> [Source extract]:
+--
Margo Channing (Bette Davis) in “All About Eve” famously said, “Fasten your seatbelts, it’s going to be a bumpy night!” Does that sum up the status of future community bank merger activity? Maybe so.
 
Many financial professionals and American Banker have opined that bank merger activity, especially among community banks, is due to increase rapidly. An article by Andy Peters in American Banker on January 27, 2014 predicts that the recently announced merger of Yadkin Financial and VantageSouth Bancshares represents a tipping point for bank consolidation in North Carolina, and perhaps elsewhere. Of course many thought that activity would take off in 2013, and it did not, with a few exceptions.
+--
> [Data]:
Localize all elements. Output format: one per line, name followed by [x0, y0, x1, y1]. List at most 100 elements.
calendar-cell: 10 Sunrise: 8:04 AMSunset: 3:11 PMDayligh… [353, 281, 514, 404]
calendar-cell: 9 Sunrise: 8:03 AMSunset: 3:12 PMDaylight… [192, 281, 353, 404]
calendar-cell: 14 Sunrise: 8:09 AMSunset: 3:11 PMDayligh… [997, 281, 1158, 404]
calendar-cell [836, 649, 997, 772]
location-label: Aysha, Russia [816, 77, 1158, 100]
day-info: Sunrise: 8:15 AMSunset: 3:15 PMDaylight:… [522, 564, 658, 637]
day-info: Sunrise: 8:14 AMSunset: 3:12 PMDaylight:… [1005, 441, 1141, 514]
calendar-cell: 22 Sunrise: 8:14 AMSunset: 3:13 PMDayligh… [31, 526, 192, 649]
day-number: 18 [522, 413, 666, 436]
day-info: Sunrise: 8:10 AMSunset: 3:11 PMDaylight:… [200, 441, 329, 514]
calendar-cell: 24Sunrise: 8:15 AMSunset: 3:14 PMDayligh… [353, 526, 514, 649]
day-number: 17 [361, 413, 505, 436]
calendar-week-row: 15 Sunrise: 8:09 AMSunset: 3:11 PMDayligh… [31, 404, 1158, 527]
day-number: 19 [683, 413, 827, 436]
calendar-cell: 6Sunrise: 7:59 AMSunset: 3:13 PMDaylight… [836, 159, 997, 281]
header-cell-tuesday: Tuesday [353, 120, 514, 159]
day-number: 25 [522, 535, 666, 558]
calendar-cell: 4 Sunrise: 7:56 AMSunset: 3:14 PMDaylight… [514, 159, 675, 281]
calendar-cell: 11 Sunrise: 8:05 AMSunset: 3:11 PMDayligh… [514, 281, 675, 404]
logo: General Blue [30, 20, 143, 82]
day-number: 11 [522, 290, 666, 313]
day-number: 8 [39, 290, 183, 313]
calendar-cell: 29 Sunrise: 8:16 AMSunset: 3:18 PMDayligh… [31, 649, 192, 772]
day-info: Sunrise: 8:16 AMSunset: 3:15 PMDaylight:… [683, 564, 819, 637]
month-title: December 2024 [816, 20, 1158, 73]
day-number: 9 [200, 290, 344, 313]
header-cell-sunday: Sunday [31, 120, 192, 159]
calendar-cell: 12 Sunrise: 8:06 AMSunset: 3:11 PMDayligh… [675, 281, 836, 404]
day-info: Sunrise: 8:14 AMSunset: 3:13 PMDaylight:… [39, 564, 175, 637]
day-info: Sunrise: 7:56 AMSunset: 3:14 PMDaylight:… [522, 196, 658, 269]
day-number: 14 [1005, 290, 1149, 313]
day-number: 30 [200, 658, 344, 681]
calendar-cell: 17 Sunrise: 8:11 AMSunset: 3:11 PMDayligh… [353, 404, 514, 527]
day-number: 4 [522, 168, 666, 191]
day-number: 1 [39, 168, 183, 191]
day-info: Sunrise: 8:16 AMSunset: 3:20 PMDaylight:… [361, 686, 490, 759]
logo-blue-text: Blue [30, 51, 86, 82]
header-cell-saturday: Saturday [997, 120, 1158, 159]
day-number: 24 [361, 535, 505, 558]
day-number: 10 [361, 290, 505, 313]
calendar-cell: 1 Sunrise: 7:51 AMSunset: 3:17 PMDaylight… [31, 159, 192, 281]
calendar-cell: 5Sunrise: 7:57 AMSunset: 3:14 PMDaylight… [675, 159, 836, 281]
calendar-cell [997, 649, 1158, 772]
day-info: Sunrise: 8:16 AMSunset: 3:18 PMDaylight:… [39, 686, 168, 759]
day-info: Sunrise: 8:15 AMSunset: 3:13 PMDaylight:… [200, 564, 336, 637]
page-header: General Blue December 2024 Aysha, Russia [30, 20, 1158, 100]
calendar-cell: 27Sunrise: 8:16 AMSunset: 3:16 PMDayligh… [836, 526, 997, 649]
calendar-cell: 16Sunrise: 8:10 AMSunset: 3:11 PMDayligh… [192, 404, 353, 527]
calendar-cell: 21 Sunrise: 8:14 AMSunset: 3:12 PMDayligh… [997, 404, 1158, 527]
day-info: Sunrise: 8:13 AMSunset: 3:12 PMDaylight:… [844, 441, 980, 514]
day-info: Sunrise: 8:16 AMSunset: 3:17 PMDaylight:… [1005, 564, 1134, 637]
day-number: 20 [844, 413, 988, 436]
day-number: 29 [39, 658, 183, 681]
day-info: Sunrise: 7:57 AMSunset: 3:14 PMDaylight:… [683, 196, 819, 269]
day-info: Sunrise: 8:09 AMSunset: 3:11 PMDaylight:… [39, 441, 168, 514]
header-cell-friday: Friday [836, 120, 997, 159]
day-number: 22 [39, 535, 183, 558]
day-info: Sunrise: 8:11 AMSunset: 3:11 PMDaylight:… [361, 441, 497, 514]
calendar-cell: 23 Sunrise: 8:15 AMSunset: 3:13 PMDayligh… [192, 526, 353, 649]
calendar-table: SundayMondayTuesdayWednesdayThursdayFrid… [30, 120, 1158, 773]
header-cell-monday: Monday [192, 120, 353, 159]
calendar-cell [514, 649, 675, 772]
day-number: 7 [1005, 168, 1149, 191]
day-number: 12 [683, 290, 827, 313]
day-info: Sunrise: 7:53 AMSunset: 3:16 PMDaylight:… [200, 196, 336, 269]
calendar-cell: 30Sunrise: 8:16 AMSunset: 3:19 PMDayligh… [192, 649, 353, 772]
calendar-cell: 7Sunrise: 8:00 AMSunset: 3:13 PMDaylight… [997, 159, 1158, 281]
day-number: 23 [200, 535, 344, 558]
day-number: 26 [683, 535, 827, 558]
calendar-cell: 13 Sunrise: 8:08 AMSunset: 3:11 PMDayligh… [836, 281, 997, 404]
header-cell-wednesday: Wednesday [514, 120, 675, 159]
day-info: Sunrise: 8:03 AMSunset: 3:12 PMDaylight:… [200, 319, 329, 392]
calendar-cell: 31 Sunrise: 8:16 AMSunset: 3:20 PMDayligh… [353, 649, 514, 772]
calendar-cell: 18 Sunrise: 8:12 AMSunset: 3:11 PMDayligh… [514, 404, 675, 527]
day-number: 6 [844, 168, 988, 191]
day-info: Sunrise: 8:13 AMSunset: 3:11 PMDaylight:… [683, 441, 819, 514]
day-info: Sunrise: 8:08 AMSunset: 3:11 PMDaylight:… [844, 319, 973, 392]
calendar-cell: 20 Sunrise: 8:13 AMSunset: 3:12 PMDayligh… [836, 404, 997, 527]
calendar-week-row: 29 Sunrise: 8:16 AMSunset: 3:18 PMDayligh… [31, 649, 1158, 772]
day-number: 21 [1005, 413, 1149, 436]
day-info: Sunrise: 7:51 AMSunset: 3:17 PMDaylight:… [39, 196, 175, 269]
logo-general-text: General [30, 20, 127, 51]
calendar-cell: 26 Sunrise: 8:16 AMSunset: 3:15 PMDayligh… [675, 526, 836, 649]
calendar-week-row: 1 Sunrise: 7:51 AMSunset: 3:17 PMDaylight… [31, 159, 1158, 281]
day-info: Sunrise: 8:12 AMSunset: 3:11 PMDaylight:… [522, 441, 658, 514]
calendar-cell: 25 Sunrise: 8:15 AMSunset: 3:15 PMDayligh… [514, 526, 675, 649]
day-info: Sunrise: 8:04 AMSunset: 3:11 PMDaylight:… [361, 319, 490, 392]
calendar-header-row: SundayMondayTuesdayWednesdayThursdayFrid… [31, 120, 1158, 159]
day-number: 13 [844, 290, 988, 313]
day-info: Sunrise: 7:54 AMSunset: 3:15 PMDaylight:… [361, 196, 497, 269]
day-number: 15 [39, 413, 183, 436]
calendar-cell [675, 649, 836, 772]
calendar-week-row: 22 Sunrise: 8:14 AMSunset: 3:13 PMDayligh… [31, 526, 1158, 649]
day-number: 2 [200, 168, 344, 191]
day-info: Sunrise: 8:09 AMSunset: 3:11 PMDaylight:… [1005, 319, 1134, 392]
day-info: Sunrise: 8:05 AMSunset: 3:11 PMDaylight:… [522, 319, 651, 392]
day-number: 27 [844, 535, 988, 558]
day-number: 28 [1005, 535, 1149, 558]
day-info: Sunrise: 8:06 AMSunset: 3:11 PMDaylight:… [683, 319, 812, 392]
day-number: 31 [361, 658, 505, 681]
+--
> [Tasks and exercises]:
1. In the passage on community bank mergers, which announced merger does the American Banker article see as a tipping point for bank consolidation in North Carolina?
2. Please pick up the passage on community bank mergers after its final sentence and keep it going.

> [Expected answers]:
1. The merger of Yadkin Financial and VantageSouth Bancshares.

2.
There were many reasons for slow consolidation activity, but the largest three were uncertainty about bank loan portfolios, low relative pricing for bank acquisitions, and an uncertain economy. Bank loan portfolios and lending procedures seem to be strengthening, particularly among troubled banks. More and more banks are finding relief from special regulatory status. Most banks have written off the loans that have substantial risk. Accordingly, more potential buyers are a bit less concerned with “unexpected consequences.” And yet, many banks that have “turned the corner” still hope for a buyer, either because they have been damaged in the market, capital is still low and difficult to attract, or management is worn out. Stock prices are recovering slowly – more so for banks with a clean bill of health – but they are recovering. Most financial professionals doubt that banks will ever again see the extraordinary price multiples that they saw in the late 1990s through the mid-2000s. Bankers tend to have more realistic expectations of the bank’s worth. The economy, well, it seems to be the economy. Until the government can find that sweet-spot between regulating true risk and over-regulating the community banks that support economic growth, we may remain in a “mild recovery” (read that, “non-recovery recovery”). Add the uncertainty from additional regulation in other sectors, the Affordable Care Act, an increasing deficit, substantial turbulence in the international affairs and markets, etc., and the recipe is not yet in place for confident, private economic expansion. In other words, it probably will not get a lot better anytime soon, so we might as well adjust to a slow pace of growth.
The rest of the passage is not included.